» **EXTRACTED DATA**:
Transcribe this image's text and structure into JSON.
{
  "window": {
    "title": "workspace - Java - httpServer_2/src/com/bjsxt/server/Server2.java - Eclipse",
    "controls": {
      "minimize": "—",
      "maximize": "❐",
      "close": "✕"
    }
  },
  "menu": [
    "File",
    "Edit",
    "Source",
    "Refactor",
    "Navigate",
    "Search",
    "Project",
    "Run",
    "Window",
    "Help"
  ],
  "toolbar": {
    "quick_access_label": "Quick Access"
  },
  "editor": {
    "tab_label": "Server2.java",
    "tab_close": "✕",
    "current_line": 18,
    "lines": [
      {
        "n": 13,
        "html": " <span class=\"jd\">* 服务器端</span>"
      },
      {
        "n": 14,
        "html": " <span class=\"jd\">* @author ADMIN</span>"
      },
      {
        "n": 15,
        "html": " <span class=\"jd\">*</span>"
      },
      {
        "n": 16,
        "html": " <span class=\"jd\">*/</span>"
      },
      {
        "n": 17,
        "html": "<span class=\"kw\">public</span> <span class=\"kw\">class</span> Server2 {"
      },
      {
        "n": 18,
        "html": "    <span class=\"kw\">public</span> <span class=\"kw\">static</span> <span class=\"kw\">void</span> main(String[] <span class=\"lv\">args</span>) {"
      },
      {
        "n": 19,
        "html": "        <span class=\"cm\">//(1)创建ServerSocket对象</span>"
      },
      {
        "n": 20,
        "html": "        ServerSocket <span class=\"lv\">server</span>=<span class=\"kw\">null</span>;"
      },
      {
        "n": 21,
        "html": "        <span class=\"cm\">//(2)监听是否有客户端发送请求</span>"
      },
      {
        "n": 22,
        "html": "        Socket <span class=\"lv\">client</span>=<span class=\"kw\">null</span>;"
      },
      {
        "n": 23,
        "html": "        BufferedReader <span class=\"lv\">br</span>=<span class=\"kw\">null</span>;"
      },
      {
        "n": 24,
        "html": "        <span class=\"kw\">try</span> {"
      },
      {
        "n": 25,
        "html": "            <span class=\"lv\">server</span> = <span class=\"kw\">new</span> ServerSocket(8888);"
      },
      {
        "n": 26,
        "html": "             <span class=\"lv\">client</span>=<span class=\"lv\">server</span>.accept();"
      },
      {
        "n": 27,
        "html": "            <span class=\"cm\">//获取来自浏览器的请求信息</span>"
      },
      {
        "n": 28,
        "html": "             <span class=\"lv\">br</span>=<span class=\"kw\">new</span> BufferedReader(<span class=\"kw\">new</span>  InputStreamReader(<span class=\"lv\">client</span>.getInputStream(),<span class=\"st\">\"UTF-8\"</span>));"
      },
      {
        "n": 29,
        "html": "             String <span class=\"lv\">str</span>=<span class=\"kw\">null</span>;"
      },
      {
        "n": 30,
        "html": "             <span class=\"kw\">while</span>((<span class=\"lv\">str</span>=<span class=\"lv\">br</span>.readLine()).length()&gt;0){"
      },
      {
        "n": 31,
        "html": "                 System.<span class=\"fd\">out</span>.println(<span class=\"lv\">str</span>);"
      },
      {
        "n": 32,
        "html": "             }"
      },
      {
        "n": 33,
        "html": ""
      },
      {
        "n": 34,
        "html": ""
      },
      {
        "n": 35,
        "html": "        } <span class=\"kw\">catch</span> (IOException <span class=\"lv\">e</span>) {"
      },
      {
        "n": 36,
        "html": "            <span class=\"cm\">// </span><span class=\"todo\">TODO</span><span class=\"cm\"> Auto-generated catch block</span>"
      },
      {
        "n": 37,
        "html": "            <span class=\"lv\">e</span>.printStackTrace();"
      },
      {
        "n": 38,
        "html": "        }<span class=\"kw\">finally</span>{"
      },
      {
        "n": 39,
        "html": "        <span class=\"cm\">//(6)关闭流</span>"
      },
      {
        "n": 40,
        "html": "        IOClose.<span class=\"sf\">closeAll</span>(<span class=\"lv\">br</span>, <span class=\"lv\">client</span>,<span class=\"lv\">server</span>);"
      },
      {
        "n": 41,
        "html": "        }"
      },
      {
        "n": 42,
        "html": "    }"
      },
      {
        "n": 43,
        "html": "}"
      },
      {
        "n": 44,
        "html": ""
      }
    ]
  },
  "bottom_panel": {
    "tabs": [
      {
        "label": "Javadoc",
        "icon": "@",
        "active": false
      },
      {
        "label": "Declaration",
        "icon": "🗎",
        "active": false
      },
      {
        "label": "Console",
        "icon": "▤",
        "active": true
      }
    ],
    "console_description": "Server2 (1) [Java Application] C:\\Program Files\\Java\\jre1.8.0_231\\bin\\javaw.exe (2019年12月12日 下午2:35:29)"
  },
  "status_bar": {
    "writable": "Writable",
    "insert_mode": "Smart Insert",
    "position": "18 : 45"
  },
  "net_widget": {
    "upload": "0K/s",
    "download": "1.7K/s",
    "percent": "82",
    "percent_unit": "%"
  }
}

» **GIVEN REQUEST**: Write out every record, exactly as written.

» **RESPONSE TO THE EXERCISE**:
Transcribe this image's text and structure into JSON.
{
  "window": {
    "title": "workspace - Java - httpServer_2/src/com/bjsxt/server/Server2.java - Eclipse",
    "controls": {
      "minimize": "—",
      "maximize": "❐",
      "close": "✕"
    }
  },
  "menu": [
    "File",
    "Edit",
    "Source",
    "Refactor",
    "Navigate",
    "Search",
    "Project",
    "Run",
    "Window",
    "Help"
  ],
  "toolbar": {
    "quick_access_label": "Quick Access"
  },
  "editor": {
    "tab_label": "Server2.java",
    "tab_close": "✕",
    "current_line": 18,
    "lines": [
      {
        "n": 13,
        "html": " <span class=\"jd\">* 服务器端</span>"
      },
      {
        "n": 14,
        "html": " <span class=\"jd\">* @author ADMIN</span>"
      },
      {
        "n": 15,
        "html": " <span class=\"jd\">*</span>"
      },
      {
        "n": 16,
        "html": " <span class=\"jd\">*/</span>"
      },
      {
        "n": 17,
        "html": "<span class=\"kw\">public</span> <span class=\"kw\">class</span> Server2 {"
      },
      {
        "n": 18,
        "html": "    <span class=\"kw\">public</span> <span class=\"kw\">static</span> <span class=\"kw\">void</span> main(String[] <span class=\"lv\">args</span>) {"
      },
      {
        "n": 19,
        "html": "        <span class=\"cm\">//(1)创建ServerSocket对象</span>"
      },
      {
        "n": 20,
        "html": "        ServerSocket <span class=\"lv\">server</span>=<span class=\"kw\">null</span>;"
      },
      {
        "n": 21,
        "html": "        <span class=\"cm\">//(2)监听是否有客户端发送请求</span>"
      },
      {
        "n": 22,
        "html": "        Socket <span class=\"lv\">client</span>=<span class=\"kw\">null</span>;"
      },
      {
        "n": 23,
        "html": "        BufferedReader <span class=\"lv\">br</span>=<span class=\"kw\">null</span>;"
      },
      {
        "n": 24,
        "html": "        <span class=\"kw\">try</span> {"
      },
      {
        "n": 25,
        "html": "            <span class=\"lv\">server</span> = <span class=\"kw\">new</span> ServerSocket(8888);"
      },
      {
        "n": 26,
        "html": "             <span class=\"lv\">client</span>=<span class=\"lv\">server</span>.accept();"
      },
      {
        "n": 27,
        "html": "            <span class=\"cm\">//获取来自浏览器的请求信息</span>"
      },
      {
        "n": 28,
        "html": "             <span class=\"lv\">br</span>=<span class=\"kw\">new</span> BufferedReader(<span class=\"kw\">new</span>  InputStreamReader(<span class=\"lv\">client</span>.getInputStream(),<span class=\"st\">\"UTF-8\"</span>));"
      },
      {
        "n": 29,
        "html": "             String <span class=\"lv\">str</span>=<span class=\"kw\">null</span>;"
      },
      {
        "n": 30,
        "html": "             <span class=\"kw\">while</span>((<span class=\"lv\">str</span>=<span class=\"lv\">br</span>.readLine()).length()&gt;0){"
      },
      {
        "n": 31,
        "html": "                 System.<span class=\"fd\">out</span>.println(<span class=\"lv\">str</span>);"
      },
      {
        "n": 32,
        "html": "             }"
      },
      {
        "n": 33,
        "html": ""
      },
      {
        "n": 34,
        "html": ""
      },
      {
        "n": 35,
        "html": "        } <span class=\"kw\">catch</span> (IOException <span class=\"lv\">e</span>) {"
      },
      {
        "n": 36,
        "html": "            <span class=\"cm\">// </span><span class=\"todo\">TODO</span><span class=\"cm\"> Auto-generated catch block</span>"
      },
      {
        "n": 37,
        "html": "            <span class=\"lv\">e</span>.printStackTrace();"
      },
      {
        "n": 38,
        "html": "        }<span class=\"kw\">finally</span>{"
      },
      {
        "n": 39,
        "html": "        <span class=\"cm\">//(6)关闭流</span>"
      },
      {
        "n": 40,
        "html": "        IOClose.<span class=\"sf\">closeAll</span>(<span class=\"lv\">br</span>, <span class=\"lv\">client</span>,<span class=\"lv\">server</span>);"
      },
      {
        "n": 41,
        "html": "        }"
      },
      {
        "n": 42,
        "html": "    }"
      },
      {
        "n": 43,
        "html": "}"
      },
      {
        "n": 44,
        "html": ""
      }
    ]
  },
  "bottom_panel": {
    "tabs": [
      {
        "label": "Javadoc",
        "icon": "@",
        "active": false
      },
      {
        "label": "Declaration",
        "icon": "🗎",
        "active": false
      },
      {
        "label": "Console",
        "icon": "▤",
        "active": true
      }
    ],
    "console_description": "Server2 (1) [Java Application] C:\\Program Files\\Java\\jre1.8.0_231\\bin\\javaw.exe (2019年12月12日 下午2:35:29)"
  },
  "status_bar": {
    "writable": "Writable",
    "insert_mode": "Smart Insert",
    "position": "18 : 45"
  },
  "net_widget": {
    "upload": "0K/s",
    "download": "1.7K/s",
    "percent": "82",
    "percent_unit": "%"
  }
}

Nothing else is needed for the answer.